▶ _Exercise brief_
Rewrite the lines below, substituting "bbox" for every occurrence of "xyxy" and leaving all other text unchanged.

Dataset excerpt
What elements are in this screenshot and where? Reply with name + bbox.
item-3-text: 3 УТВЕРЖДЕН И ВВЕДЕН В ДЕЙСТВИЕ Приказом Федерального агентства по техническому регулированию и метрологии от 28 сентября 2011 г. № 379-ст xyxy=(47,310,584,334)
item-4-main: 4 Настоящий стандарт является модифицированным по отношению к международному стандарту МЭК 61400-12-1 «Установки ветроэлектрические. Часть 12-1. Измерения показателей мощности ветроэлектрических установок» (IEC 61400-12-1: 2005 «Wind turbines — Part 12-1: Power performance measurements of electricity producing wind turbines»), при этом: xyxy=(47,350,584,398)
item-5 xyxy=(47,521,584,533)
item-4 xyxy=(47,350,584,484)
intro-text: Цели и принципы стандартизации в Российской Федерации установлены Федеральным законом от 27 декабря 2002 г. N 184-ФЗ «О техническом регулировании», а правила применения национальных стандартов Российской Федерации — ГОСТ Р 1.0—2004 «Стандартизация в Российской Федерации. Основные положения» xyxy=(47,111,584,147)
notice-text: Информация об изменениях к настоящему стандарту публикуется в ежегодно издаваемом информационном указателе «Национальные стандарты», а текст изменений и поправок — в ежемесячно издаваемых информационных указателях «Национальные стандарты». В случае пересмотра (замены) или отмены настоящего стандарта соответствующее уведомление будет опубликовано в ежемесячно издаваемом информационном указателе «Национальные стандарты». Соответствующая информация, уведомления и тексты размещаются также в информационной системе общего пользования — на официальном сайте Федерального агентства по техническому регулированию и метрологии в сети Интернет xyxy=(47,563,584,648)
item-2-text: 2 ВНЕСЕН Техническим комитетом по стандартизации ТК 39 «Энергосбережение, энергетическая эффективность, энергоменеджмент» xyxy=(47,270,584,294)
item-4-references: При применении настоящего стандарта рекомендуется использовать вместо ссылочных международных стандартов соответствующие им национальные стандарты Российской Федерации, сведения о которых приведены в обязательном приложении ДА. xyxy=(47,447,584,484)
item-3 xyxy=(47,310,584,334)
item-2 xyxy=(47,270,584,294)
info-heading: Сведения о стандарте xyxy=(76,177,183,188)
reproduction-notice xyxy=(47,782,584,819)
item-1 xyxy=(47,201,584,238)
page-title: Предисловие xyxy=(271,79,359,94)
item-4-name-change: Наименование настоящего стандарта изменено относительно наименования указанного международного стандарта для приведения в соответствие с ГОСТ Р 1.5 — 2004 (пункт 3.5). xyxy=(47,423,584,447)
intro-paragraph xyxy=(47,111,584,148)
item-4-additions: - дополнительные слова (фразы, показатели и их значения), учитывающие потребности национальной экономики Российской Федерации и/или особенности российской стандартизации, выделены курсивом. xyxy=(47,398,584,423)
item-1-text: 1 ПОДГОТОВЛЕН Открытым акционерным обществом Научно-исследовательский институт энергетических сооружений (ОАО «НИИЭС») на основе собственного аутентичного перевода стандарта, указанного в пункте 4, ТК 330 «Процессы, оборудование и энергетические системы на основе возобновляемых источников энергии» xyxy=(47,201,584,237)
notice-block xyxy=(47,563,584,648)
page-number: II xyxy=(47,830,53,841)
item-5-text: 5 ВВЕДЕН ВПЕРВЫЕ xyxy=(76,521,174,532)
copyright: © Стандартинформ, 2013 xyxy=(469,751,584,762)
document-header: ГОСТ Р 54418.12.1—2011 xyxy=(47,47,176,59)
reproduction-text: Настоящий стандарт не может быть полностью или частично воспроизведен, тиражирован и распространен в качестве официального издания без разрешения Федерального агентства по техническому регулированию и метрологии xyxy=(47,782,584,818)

▶ _Complete answer_
What elements are in this screenshot and where? Reply with name + bbox.
item-3-text: 3 УТВЕРЖДЕН И ВВЕДЕН В ДЕЙСТВИЕ Приказом Федерального агентства по техническому регулированию и метрологии от 28 сентября 2011 г. № 379-ст bbox=(47,310,584,334)
item-4-main: 4 Настоящий стандарт является модифицированным по отношению к международному стандарту МЭК 61400-12-1 «Установки ветроэлектрические. Часть 12-1. Измерения показателей мощности ветроэлектрических установок» (IEC 61400-12-1: 2005 «Wind turbines — Part 12-1: Power performance measurements of electricity producing wind turbines»), при этом: bbox=(47,350,584,398)
item-5 bbox=(47,521,584,533)
item-4 bbox=(47,350,584,484)
intro-text: Цели и принципы стандартизации в Российской Федерации установлены Федеральным законом от 27 декабря 2002 г. N 184-ФЗ «О техническом регулировании», а правила применения национальных стандартов Российской Федерации — ГОСТ Р 1.0—2004 «Стандартизация в Российской Федерации. Основные положения» bbox=(47,111,584,147)
notice-text: Информация об изменениях к настоящему стандарту публикуется в ежегодно издаваемом информационном указателе «Национальные стандарты», а текст изменений и поправок — в ежемесячно издаваемых информационных указателях «Национальные стандарты». В случае пересмотра (замены) или отмены настоящего стандарта соответствующее уведомление будет опубликовано в ежемесячно издаваемом информационном указателе «Национальные стандарты». Соответствующая информация, уведомления и тексты размещаются также в информационной системе общего пользования — на официальном сайте Федерального агентства по техническому регулированию и метрологии в сети Интернет bbox=(47,563,584,648)
item-2-text: 2 ВНЕСЕН Техническим комитетом по стандартизации ТК 39 «Энергосбережение, энергетическая эффективность, энергоменеджмент» bbox=(47,270,584,294)
item-4-references: При применении настоящего стандарта рекомендуется использовать вместо ссылочных международных стандартов соответствующие им национальные стандарты Российской Федерации, сведения о которых приведены в обязательном приложении ДА. bbox=(47,447,584,484)
item-3 bbox=(47,310,584,334)
item-2 bbox=(47,270,584,294)
info-heading: Сведения о стандарте bbox=(76,177,183,188)
reproduction-notice bbox=(47,782,584,819)
item-1 bbox=(47,201,584,238)
page-title: Предисловие bbox=(271,79,359,94)
item-4-name-change: Наименование настоящего стандарта изменено относительно наименования указанного международного стандарта для приведения в соответствие с ГОСТ Р 1.5 — 2004 (пункт 3.5). bbox=(47,423,584,447)
intro-paragraph bbox=(47,111,584,148)
item-4-additions: - дополнительные слова (фразы, показатели и их значения), учитывающие потребности национальной экономики Российской Федерации и/или особенности российской стандартизации, выделены курсивом. bbox=(47,398,584,423)
item-1-text: 1 ПОДГОТОВЛЕН Открытым акционерным обществом Научно-исследовательский институт энергетических сооружений (ОАО «НИИЭС») на основе собственного аутентичного перевода стандарта, указанного в пункте 4, ТК 330 «Процессы, оборудование и энергетические системы на основе возобновляемых источников энергии» bbox=(47,201,584,237)
notice-block bbox=(47,563,584,648)
page-number: II bbox=(47,830,53,841)
item-5-text: 5 ВВЕДЕН ВПЕРВЫЕ bbox=(76,521,174,532)
copyright: © Стандартинформ, 2013 bbox=(469,751,584,762)
document-header: ГОСТ Р 54418.12.1—2011 bbox=(47,47,176,59)
reproduction-text: Настоящий стандарт не может быть полностью или частично воспроизведен, тиражирован и распространен в качестве официального издания без разрешения Федерального агентства по техническому регулированию и метрологии bbox=(47,782,584,818)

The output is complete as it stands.